STATED GOAL. Filter the listing and keep only the lines with the word "text".
Start of RECORDS FOR PROCESSING
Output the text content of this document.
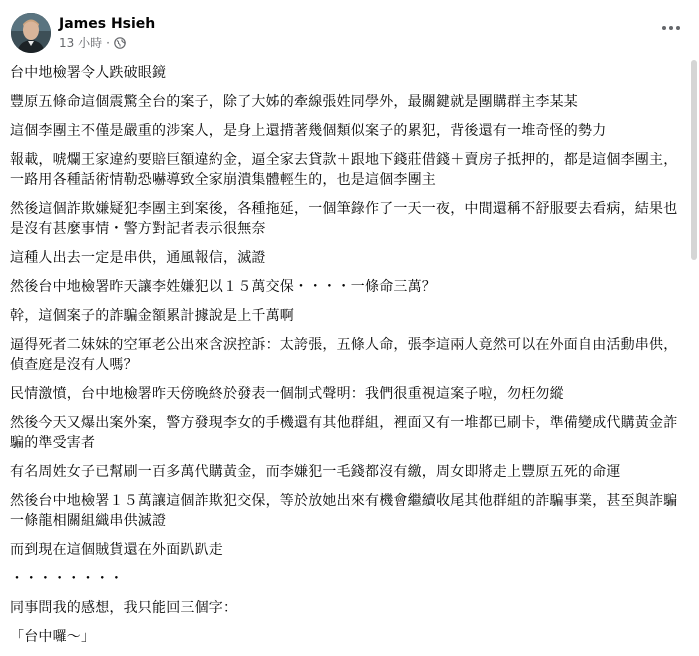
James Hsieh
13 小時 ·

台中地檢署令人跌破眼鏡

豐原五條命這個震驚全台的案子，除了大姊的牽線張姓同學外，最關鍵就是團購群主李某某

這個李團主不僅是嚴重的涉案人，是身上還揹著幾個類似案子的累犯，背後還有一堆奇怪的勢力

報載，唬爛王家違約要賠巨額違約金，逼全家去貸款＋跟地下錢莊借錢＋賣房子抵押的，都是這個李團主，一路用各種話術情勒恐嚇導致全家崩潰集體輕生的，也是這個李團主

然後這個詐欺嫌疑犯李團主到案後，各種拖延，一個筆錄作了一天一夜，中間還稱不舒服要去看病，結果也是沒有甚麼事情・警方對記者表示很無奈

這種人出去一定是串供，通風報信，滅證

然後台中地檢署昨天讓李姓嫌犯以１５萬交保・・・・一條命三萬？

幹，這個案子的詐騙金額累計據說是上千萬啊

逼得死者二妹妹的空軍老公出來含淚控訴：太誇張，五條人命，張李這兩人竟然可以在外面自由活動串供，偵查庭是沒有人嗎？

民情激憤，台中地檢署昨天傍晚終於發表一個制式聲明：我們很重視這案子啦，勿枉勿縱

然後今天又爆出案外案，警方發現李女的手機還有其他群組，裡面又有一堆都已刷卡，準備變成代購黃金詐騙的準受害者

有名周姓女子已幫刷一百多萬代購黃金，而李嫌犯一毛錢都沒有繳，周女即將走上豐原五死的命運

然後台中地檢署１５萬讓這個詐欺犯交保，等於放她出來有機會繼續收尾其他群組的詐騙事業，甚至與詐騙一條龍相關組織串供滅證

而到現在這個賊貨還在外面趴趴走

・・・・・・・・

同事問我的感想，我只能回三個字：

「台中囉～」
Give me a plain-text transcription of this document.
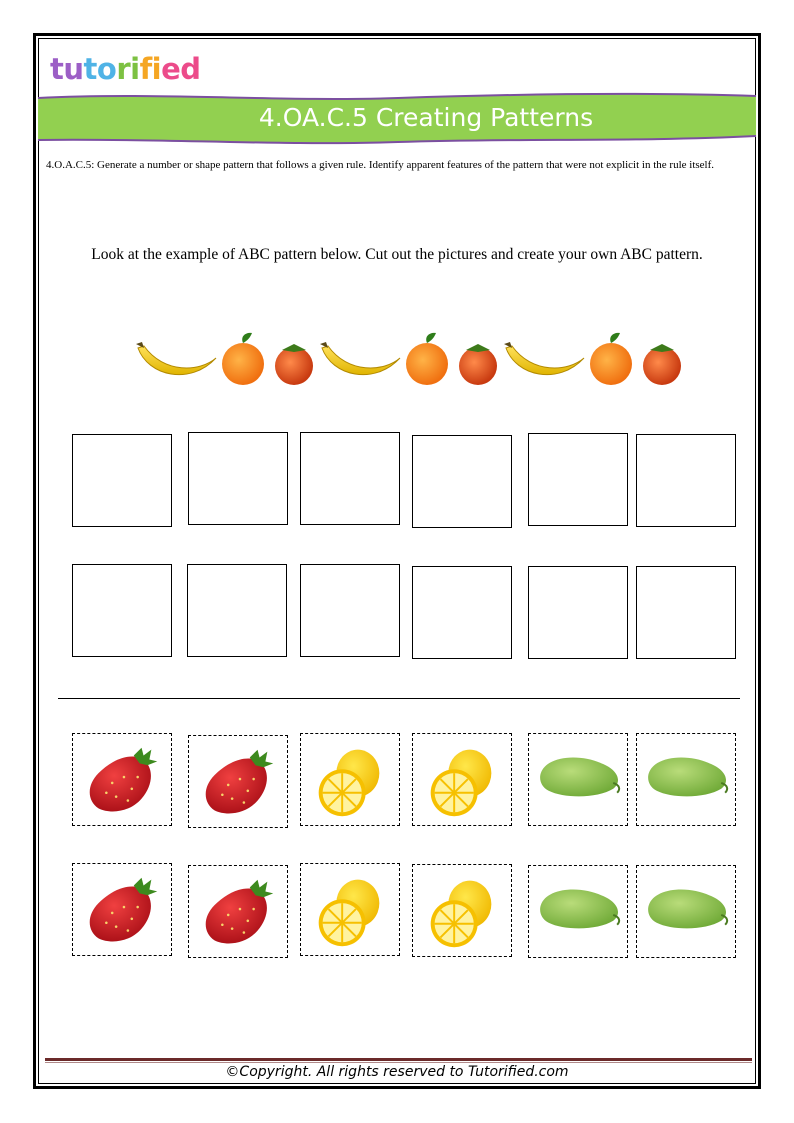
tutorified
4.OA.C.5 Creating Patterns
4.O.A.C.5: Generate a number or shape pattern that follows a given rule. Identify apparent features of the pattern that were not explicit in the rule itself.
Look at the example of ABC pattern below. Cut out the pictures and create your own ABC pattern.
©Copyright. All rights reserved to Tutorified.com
End of RECORDS FOR PROCESSING
WORKED SOLUTION.
Output the text content of this document.
Give me a plain-text transcription of this document.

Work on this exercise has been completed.